[BEGIN]

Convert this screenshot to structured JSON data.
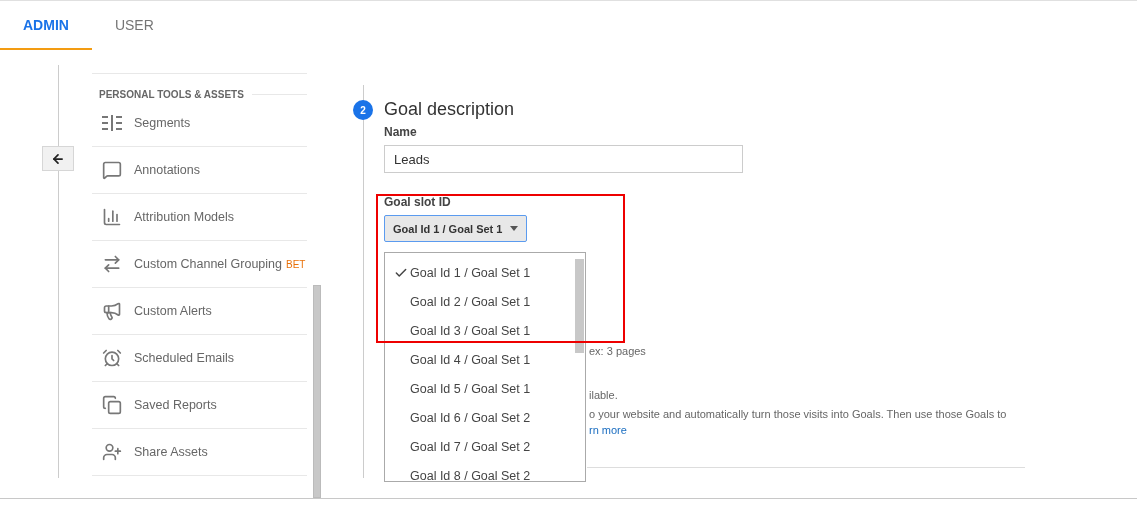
{
  "tabs": [
    {
      "label": "ADMIN",
      "selected": true
    },
    {
      "label": "USER",
      "selected": false
    }
  ],
  "sidebar": {
    "section_title": "PERSONAL TOOLS & ASSETS",
    "items": [
      {
        "label": "Segments"
      },
      {
        "label": "Annotations"
      },
      {
        "label": "Attribution Models"
      },
      {
        "label": "Custom Channel Grouping",
        "badge": "BET"
      },
      {
        "label": "Custom Alerts"
      },
      {
        "label": "Scheduled Emails"
      },
      {
        "label": "Saved Reports"
      },
      {
        "label": "Share Assets"
      }
    ]
  },
  "goal": {
    "step": "2",
    "title": "Goal description",
    "name_label": "Name",
    "name_value": "Leads",
    "slot_label": "Goal slot ID",
    "slot_value": "Goal Id 1 / Goal Set 1",
    "options": [
      {
        "label": "Goal Id 1 / Goal Set 1",
        "selected": true
      },
      {
        "label": "Goal Id 2 / Goal Set 1",
        "selected": false
      },
      {
        "label": "Goal Id 3 / Goal Set 1",
        "selected": false
      },
      {
        "label": "Goal Id 4 / Goal Set 1",
        "selected": false
      },
      {
        "label": "Goal Id 5 / Goal Set 1",
        "selected": false
      },
      {
        "label": "Goal Id 6 / Goal Set 2",
        "selected": false
      },
      {
        "label": "Goal Id 7 / Goal Set 2",
        "selected": false
      },
      {
        "label": "Goal Id 8 / Goal Set 2",
        "selected": false
      }
    ],
    "hint": "ex: 3 pages",
    "note": "ilable.",
    "description": "o your website and automatically turn those visits into Goals. Then use those Goals to",
    "link": "rn more"
  }
}
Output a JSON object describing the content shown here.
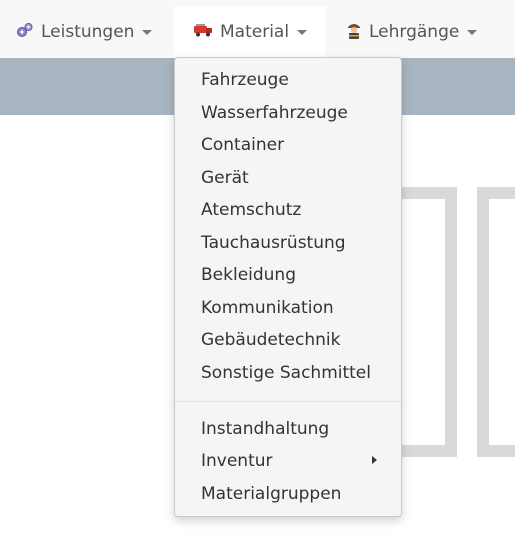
{
  "navbar": {
    "items": [
      {
        "label": "Leistungen",
        "icon": "gears-icon"
      },
      {
        "label": "Material",
        "icon": "fire-truck-icon"
      },
      {
        "label": "Lehrgänge",
        "icon": "firefighter-icon"
      }
    ]
  },
  "material_menu": {
    "group1": [
      "Fahrzeuge",
      "Wasserfahrzeuge",
      "Container",
      "Gerät",
      "Atemschutz",
      "Tauchausrüstung",
      "Bekleidung",
      "Kommunikation",
      "Gebäudetechnik",
      "Sonstige Sachmittel"
    ],
    "group2": [
      "Instandhaltung",
      "Inventur",
      "Materialgruppen"
    ]
  }
}
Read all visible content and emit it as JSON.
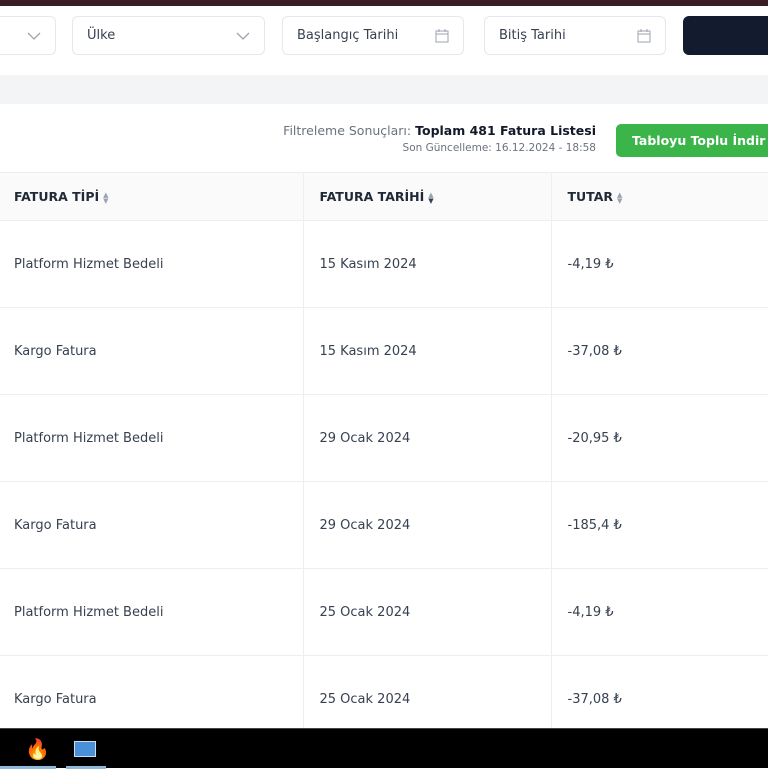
{
  "filters": {
    "first_select": "",
    "country": "Ülke",
    "start_date": "Başlangıç Tarihi",
    "end_date": "Bitiş Tarihi"
  },
  "summary": {
    "label": "Filtreleme Sonuçları:",
    "total": "Toplam 481 Fatura Listesi",
    "updated": "Son Güncelleme: 16.12.2024 - 18:58"
  },
  "download_button": "Tabloyu Toplu İndir",
  "table": {
    "headers": [
      "FATURA TİPİ",
      "FATURA TARİHİ",
      "TUTAR"
    ],
    "rows": [
      [
        "Platform Hizmet Bedeli",
        "15 Kasım 2024",
        "-4,19 ₺"
      ],
      [
        "Kargo Fatura",
        "15 Kasım 2024",
        "-37,08 ₺"
      ],
      [
        "Platform Hizmet Bedeli",
        "29 Ocak 2024",
        "-20,95 ₺"
      ],
      [
        "Kargo Fatura",
        "29 Ocak 2024",
        "-185,4 ₺"
      ],
      [
        "Platform Hizmet Bedeli",
        "25 Ocak 2024",
        "-4,19 ₺"
      ],
      [
        "Kargo Fatura",
        "25 Ocak 2024",
        "-37,08 ₺"
      ]
    ]
  },
  "colors": {
    "accent_green": "#3bb54a",
    "dark_button": "#131c2e",
    "top_bar": "#3b1e24"
  },
  "taskbar": {
    "icons": [
      "flame-app-icon",
      "window-app-icon"
    ]
  }
}
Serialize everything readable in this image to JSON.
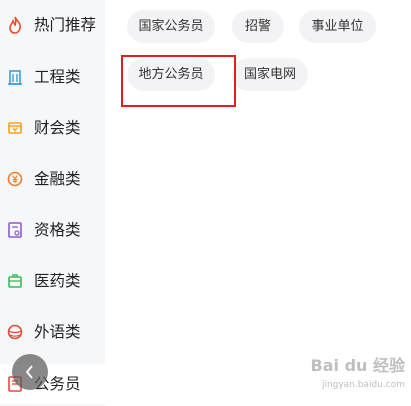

[END]

Without including any pictures, reproduce the listing exactly.

> **Answer below**
Convert this screenshot to structured JSON data.
{
  "tabs": [
    {
      "label": "ADMIN",
      "selected": true
    },
    {
      "label": "USER",
      "selected": false
    }
  ],
  "sidebar": {
    "section_title": "PERSONAL TOOLS & ASSETS",
    "items": [
      {
        "label": "Segments"
      },
      {
        "label": "Annotations"
      },
      {
        "label": "Attribution Models"
      },
      {
        "label": "Custom Channel Grouping",
        "badge": "BET"
      },
      {
        "label": "Custom Alerts"
      },
      {
        "label": "Scheduled Emails"
      },
      {
        "label": "Saved Reports"
      },
      {
        "label": "Share Assets"
      }
    ]
  },
  "goal": {
    "step": "2",
    "title": "Goal description",
    "name_label": "Name",
    "name_value": "Leads",
    "slot_label": "Goal slot ID",
    "slot_value": "Goal Id 1 / Goal Set 1",
    "options": [
      {
        "label": "Goal Id 1 / Goal Set 1",
        "selected": true
      },
      {
        "label": "Goal Id 2 / Goal Set 1",
        "selected": false
      },
      {
        "label": "Goal Id 3 / Goal Set 1",
        "selected": false
      },
      {
        "label": "Goal Id 4 / Goal Set 1",
        "selected": false
      },
      {
        "label": "Goal Id 5 / Goal Set 1",
        "selected": false
      },
      {
        "label": "Goal Id 6 / Goal Set 2",
        "selected": false
      },
      {
        "label": "Goal Id 7 / Goal Set 2",
        "selected": false
      },
      {
        "label": "Goal Id 8 / Goal Set 2",
        "selected": false
      }
    ],
    "hint": "ex: 3 pages",
    "note": "ilable.",
    "description": "o your website and automatically turn those visits into Goals. Then use those Goals to",
    "link": "rn more"
  }
}
Output a JSON object describing the content shown here.
{
  "navbar": {
    "items": [
      {
        "label": "Leistungen",
        "icon": "gears-icon"
      },
      {
        "label": "Material",
        "icon": "fire-truck-icon"
      },
      {
        "label": "Lehrgänge",
        "icon": "firefighter-icon"
      }
    ]
  },
  "material_menu": {
    "group1": [
      "Fahrzeuge",
      "Wasserfahrzeuge",
      "Container",
      "Gerät",
      "Atemschutz",
      "Tauchausrüstung",
      "Bekleidung",
      "Kommunikation",
      "Gebäudetechnik",
      "Sonstige Sachmittel"
    ],
    "group2": [
      "Instandhaltung",
      "Inventur",
      "Materialgruppen"
    ]
  }
}
Read all visible content and emit it as JSON.
{
  "filters": {
    "first_select": "",
    "country": "Ülke",
    "start_date": "Başlangıç Tarihi",
    "end_date": "Bitiş Tarihi"
  },
  "summary": {
    "label": "Filtreleme Sonuçları:",
    "total": "Toplam 481 Fatura Listesi",
    "updated": "Son Güncelleme: 16.12.2024 - 18:58"
  },
  "download_button": "Tabloyu Toplu İndir",
  "table": {
    "headers": [
      "FATURA TİPİ",
      "FATURA TARİHİ",
      "TUTAR"
    ],
    "rows": [
      [
        "Platform Hizmet Bedeli",
        "15 Kasım 2024",
        "-4,19 ₺"
      ],
      [
        "Kargo Fatura",
        "15 Kasım 2024",
        "-37,08 ₺"
      ],
      [
        "Platform Hizmet Bedeli",
        "29 Ocak 2024",
        "-20,95 ₺"
      ],
      [
        "Kargo Fatura",
        "29 Ocak 2024",
        "-185,4 ₺"
      ],
      [
        "Platform Hizmet Bedeli",
        "25 Ocak 2024",
        "-4,19 ₺"
      ],
      [
        "Kargo Fatura",
        "25 Ocak 2024",
        "-37,08 ₺"
      ]
    ]
  },
  "colors": {
    "accent_green": "#3bb54a",
    "dark_button": "#131c2e",
    "top_bar": "#3b1e24"
  },
  "taskbar": {
    "icons": [
      "flame-app-icon",
      "window-app-icon"
    ]
  }
}
Serialize everything readable in this image to JSON.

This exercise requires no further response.